* **WORK TO COMPLETE**:
Keep only the lines of the data below that contain "Initial", and copy them.

* **PROVIDED MATERIAL**:
----

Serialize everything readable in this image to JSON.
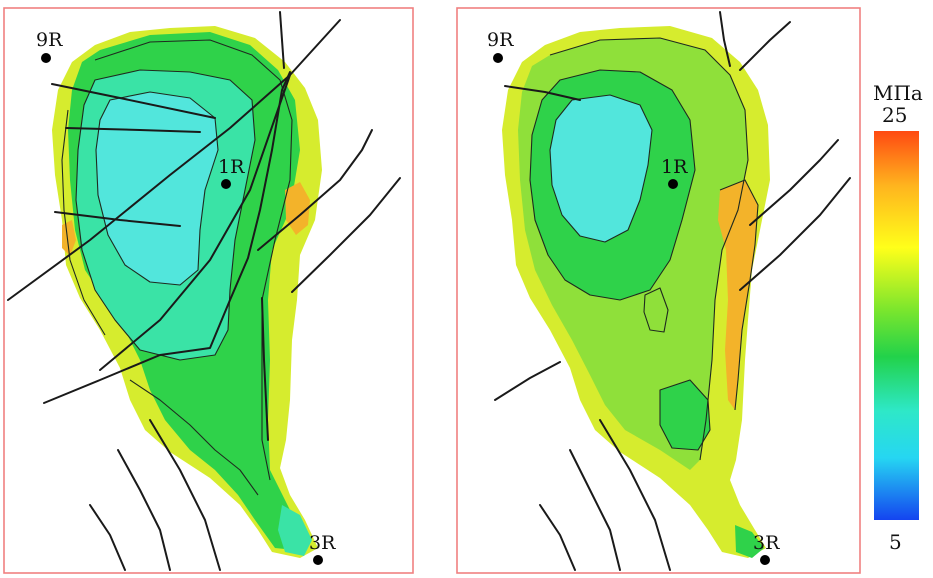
{
  "legend": {
    "unit": "МПа",
    "max_label": "25",
    "min_label": "5",
    "max_value": 25,
    "min_value": 5,
    "gradient_stops": [
      {
        "at": 0.0,
        "color": "#ff4a12"
      },
      {
        "at": 0.14,
        "color": "#ffb41e"
      },
      {
        "at": 0.3,
        "color": "#ffff1a"
      },
      {
        "at": 0.46,
        "color": "#7be62d"
      },
      {
        "at": 0.58,
        "color": "#22d24a"
      },
      {
        "at": 0.72,
        "color": "#2ee8c8"
      },
      {
        "at": 0.84,
        "color": "#26d6f2"
      },
      {
        "at": 1.0,
        "color": "#1444f0"
      }
    ]
  },
  "panels": [
    {
      "id": "left",
      "wells": [
        {
          "label": "9R"
        },
        {
          "label": "1R"
        },
        {
          "label": "3R"
        }
      ]
    },
    {
      "id": "right",
      "wells": [
        {
          "label": "9R"
        },
        {
          "label": "1R"
        },
        {
          "label": "3R"
        }
      ]
    }
  ],
  "colors": {
    "frame": "#f08080",
    "fault": "#1a1a1a",
    "zone_yellow": "#d6ec2e",
    "zone_lightgreen": "#8fe03a",
    "zone_green": "#2fd24a",
    "zone_teal": "#3ae3a6",
    "zone_cyan": "#52e6dc",
    "zone_orange": "#f3b32a"
  }
}
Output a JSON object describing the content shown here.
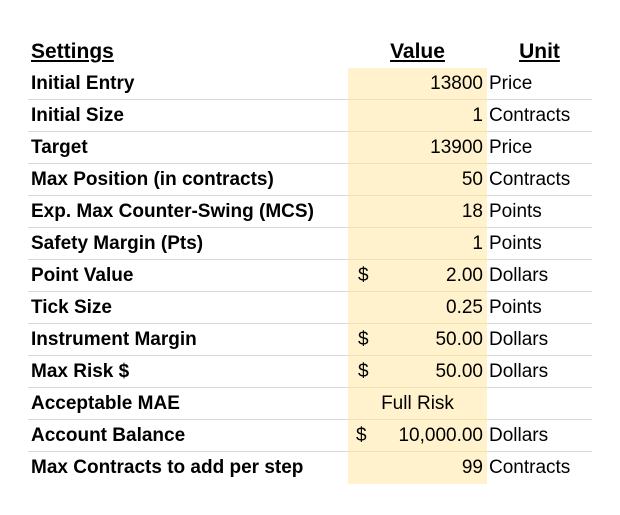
{
  "header": {
    "settings": "Settings",
    "value": "Value",
    "unit": "Unit"
  },
  "rows": [
    {
      "setting": "Initial Entry",
      "currency": "",
      "value": "13800",
      "unit": "Price"
    },
    {
      "setting": "Initial Size",
      "currency": "",
      "value": "1",
      "unit": "Contracts"
    },
    {
      "setting": "Target",
      "currency": "",
      "value": "13900",
      "unit": "Price"
    },
    {
      "setting": "Max Position (in contracts)",
      "currency": "",
      "value": "50",
      "unit": "Contracts"
    },
    {
      "setting": "Exp. Max Counter-Swing (MCS)",
      "currency": "",
      "value": "18",
      "unit": "Points"
    },
    {
      "setting": "Safety Margin (Pts)",
      "currency": "",
      "value": "1",
      "unit": "Points"
    },
    {
      "setting": "Point Value",
      "currency": "$",
      "value": "2.00",
      "unit": "Dollars"
    },
    {
      "setting": "Tick Size",
      "currency": "",
      "value": "0.25",
      "unit": "Points"
    },
    {
      "setting": "Instrument Margin",
      "currency": "$",
      "value": "50.00",
      "unit": "Dollars"
    },
    {
      "setting": "Max Risk $",
      "currency": "$",
      "value": "50.00",
      "unit": "Dollars"
    },
    {
      "setting": "Acceptable MAE",
      "currency": "",
      "value": "Full Risk",
      "unit": ""
    },
    {
      "setting": "Account Balance",
      "currency": "$",
      "value": "10,000.00",
      "unit": "Dollars"
    },
    {
      "setting": "Max Contracts to add per step",
      "currency": "",
      "value": "99",
      "unit": "Contracts"
    }
  ],
  "colors": {
    "value_column_fill": "#fff2cc",
    "gridline": "#d9d9d9"
  }
}
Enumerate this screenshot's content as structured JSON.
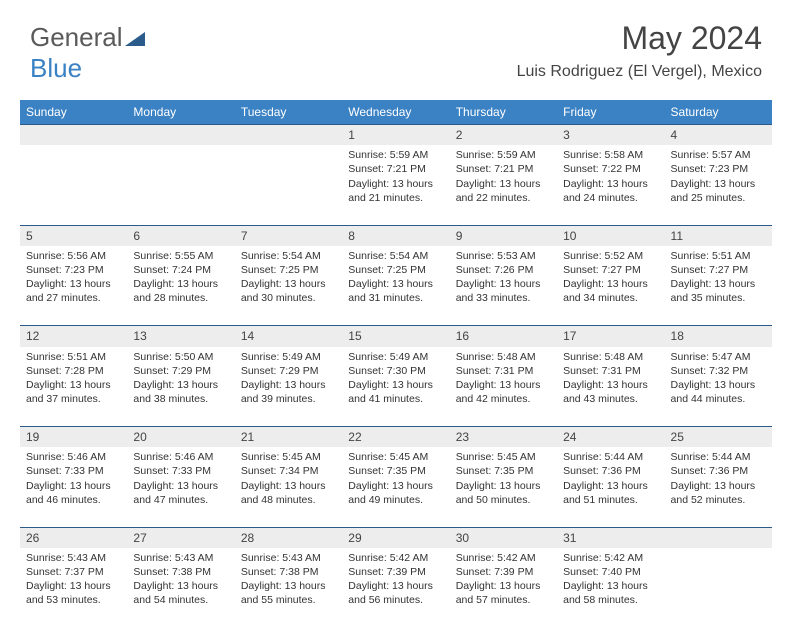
{
  "brand": {
    "part1": "General",
    "part2": "Blue"
  },
  "header": {
    "month": "May 2024",
    "location": "Luis Rodriguez (El Vergel), Mexico"
  },
  "colors": {
    "header_bg": "#3b82c4",
    "header_text": "#ffffff",
    "daynum_bg": "#ededed",
    "cell_text": "#333333",
    "title_text": "#444444",
    "rule": "#2a5b8a",
    "page_bg": "#ffffff"
  },
  "typography": {
    "title_fontsize": 32,
    "location_fontsize": 16,
    "weekday_fontsize": 12,
    "daynum_fontsize": 12,
    "cell_fontsize": 10.5
  },
  "weekdays": [
    "Sunday",
    "Monday",
    "Tuesday",
    "Wednesday",
    "Thursday",
    "Friday",
    "Saturday"
  ],
  "weeks": [
    [
      null,
      null,
      null,
      {
        "n": "1",
        "sr": "Sunrise: 5:59 AM",
        "ss": "Sunset: 7:21 PM",
        "d1": "Daylight: 13 hours",
        "d2": "and 21 minutes."
      },
      {
        "n": "2",
        "sr": "Sunrise: 5:59 AM",
        "ss": "Sunset: 7:21 PM",
        "d1": "Daylight: 13 hours",
        "d2": "and 22 minutes."
      },
      {
        "n": "3",
        "sr": "Sunrise: 5:58 AM",
        "ss": "Sunset: 7:22 PM",
        "d1": "Daylight: 13 hours",
        "d2": "and 24 minutes."
      },
      {
        "n": "4",
        "sr": "Sunrise: 5:57 AM",
        "ss": "Sunset: 7:23 PM",
        "d1": "Daylight: 13 hours",
        "d2": "and 25 minutes."
      }
    ],
    [
      {
        "n": "5",
        "sr": "Sunrise: 5:56 AM",
        "ss": "Sunset: 7:23 PM",
        "d1": "Daylight: 13 hours",
        "d2": "and 27 minutes."
      },
      {
        "n": "6",
        "sr": "Sunrise: 5:55 AM",
        "ss": "Sunset: 7:24 PM",
        "d1": "Daylight: 13 hours",
        "d2": "and 28 minutes."
      },
      {
        "n": "7",
        "sr": "Sunrise: 5:54 AM",
        "ss": "Sunset: 7:25 PM",
        "d1": "Daylight: 13 hours",
        "d2": "and 30 minutes."
      },
      {
        "n": "8",
        "sr": "Sunrise: 5:54 AM",
        "ss": "Sunset: 7:25 PM",
        "d1": "Daylight: 13 hours",
        "d2": "and 31 minutes."
      },
      {
        "n": "9",
        "sr": "Sunrise: 5:53 AM",
        "ss": "Sunset: 7:26 PM",
        "d1": "Daylight: 13 hours",
        "d2": "and 33 minutes."
      },
      {
        "n": "10",
        "sr": "Sunrise: 5:52 AM",
        "ss": "Sunset: 7:27 PM",
        "d1": "Daylight: 13 hours",
        "d2": "and 34 minutes."
      },
      {
        "n": "11",
        "sr": "Sunrise: 5:51 AM",
        "ss": "Sunset: 7:27 PM",
        "d1": "Daylight: 13 hours",
        "d2": "and 35 minutes."
      }
    ],
    [
      {
        "n": "12",
        "sr": "Sunrise: 5:51 AM",
        "ss": "Sunset: 7:28 PM",
        "d1": "Daylight: 13 hours",
        "d2": "and 37 minutes."
      },
      {
        "n": "13",
        "sr": "Sunrise: 5:50 AM",
        "ss": "Sunset: 7:29 PM",
        "d1": "Daylight: 13 hours",
        "d2": "and 38 minutes."
      },
      {
        "n": "14",
        "sr": "Sunrise: 5:49 AM",
        "ss": "Sunset: 7:29 PM",
        "d1": "Daylight: 13 hours",
        "d2": "and 39 minutes."
      },
      {
        "n": "15",
        "sr": "Sunrise: 5:49 AM",
        "ss": "Sunset: 7:30 PM",
        "d1": "Daylight: 13 hours",
        "d2": "and 41 minutes."
      },
      {
        "n": "16",
        "sr": "Sunrise: 5:48 AM",
        "ss": "Sunset: 7:31 PM",
        "d1": "Daylight: 13 hours",
        "d2": "and 42 minutes."
      },
      {
        "n": "17",
        "sr": "Sunrise: 5:48 AM",
        "ss": "Sunset: 7:31 PM",
        "d1": "Daylight: 13 hours",
        "d2": "and 43 minutes."
      },
      {
        "n": "18",
        "sr": "Sunrise: 5:47 AM",
        "ss": "Sunset: 7:32 PM",
        "d1": "Daylight: 13 hours",
        "d2": "and 44 minutes."
      }
    ],
    [
      {
        "n": "19",
        "sr": "Sunrise: 5:46 AM",
        "ss": "Sunset: 7:33 PM",
        "d1": "Daylight: 13 hours",
        "d2": "and 46 minutes."
      },
      {
        "n": "20",
        "sr": "Sunrise: 5:46 AM",
        "ss": "Sunset: 7:33 PM",
        "d1": "Daylight: 13 hours",
        "d2": "and 47 minutes."
      },
      {
        "n": "21",
        "sr": "Sunrise: 5:45 AM",
        "ss": "Sunset: 7:34 PM",
        "d1": "Daylight: 13 hours",
        "d2": "and 48 minutes."
      },
      {
        "n": "22",
        "sr": "Sunrise: 5:45 AM",
        "ss": "Sunset: 7:35 PM",
        "d1": "Daylight: 13 hours",
        "d2": "and 49 minutes."
      },
      {
        "n": "23",
        "sr": "Sunrise: 5:45 AM",
        "ss": "Sunset: 7:35 PM",
        "d1": "Daylight: 13 hours",
        "d2": "and 50 minutes."
      },
      {
        "n": "24",
        "sr": "Sunrise: 5:44 AM",
        "ss": "Sunset: 7:36 PM",
        "d1": "Daylight: 13 hours",
        "d2": "and 51 minutes."
      },
      {
        "n": "25",
        "sr": "Sunrise: 5:44 AM",
        "ss": "Sunset: 7:36 PM",
        "d1": "Daylight: 13 hours",
        "d2": "and 52 minutes."
      }
    ],
    [
      {
        "n": "26",
        "sr": "Sunrise: 5:43 AM",
        "ss": "Sunset: 7:37 PM",
        "d1": "Daylight: 13 hours",
        "d2": "and 53 minutes."
      },
      {
        "n": "27",
        "sr": "Sunrise: 5:43 AM",
        "ss": "Sunset: 7:38 PM",
        "d1": "Daylight: 13 hours",
        "d2": "and 54 minutes."
      },
      {
        "n": "28",
        "sr": "Sunrise: 5:43 AM",
        "ss": "Sunset: 7:38 PM",
        "d1": "Daylight: 13 hours",
        "d2": "and 55 minutes."
      },
      {
        "n": "29",
        "sr": "Sunrise: 5:42 AM",
        "ss": "Sunset: 7:39 PM",
        "d1": "Daylight: 13 hours",
        "d2": "and 56 minutes."
      },
      {
        "n": "30",
        "sr": "Sunrise: 5:42 AM",
        "ss": "Sunset: 7:39 PM",
        "d1": "Daylight: 13 hours",
        "d2": "and 57 minutes."
      },
      {
        "n": "31",
        "sr": "Sunrise: 5:42 AM",
        "ss": "Sunset: 7:40 PM",
        "d1": "Daylight: 13 hours",
        "d2": "and 58 minutes."
      },
      null
    ]
  ]
}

----

* **FINAL ANSWER**:
      "setting": "Initial Entry",
      "setting": "Initial Size",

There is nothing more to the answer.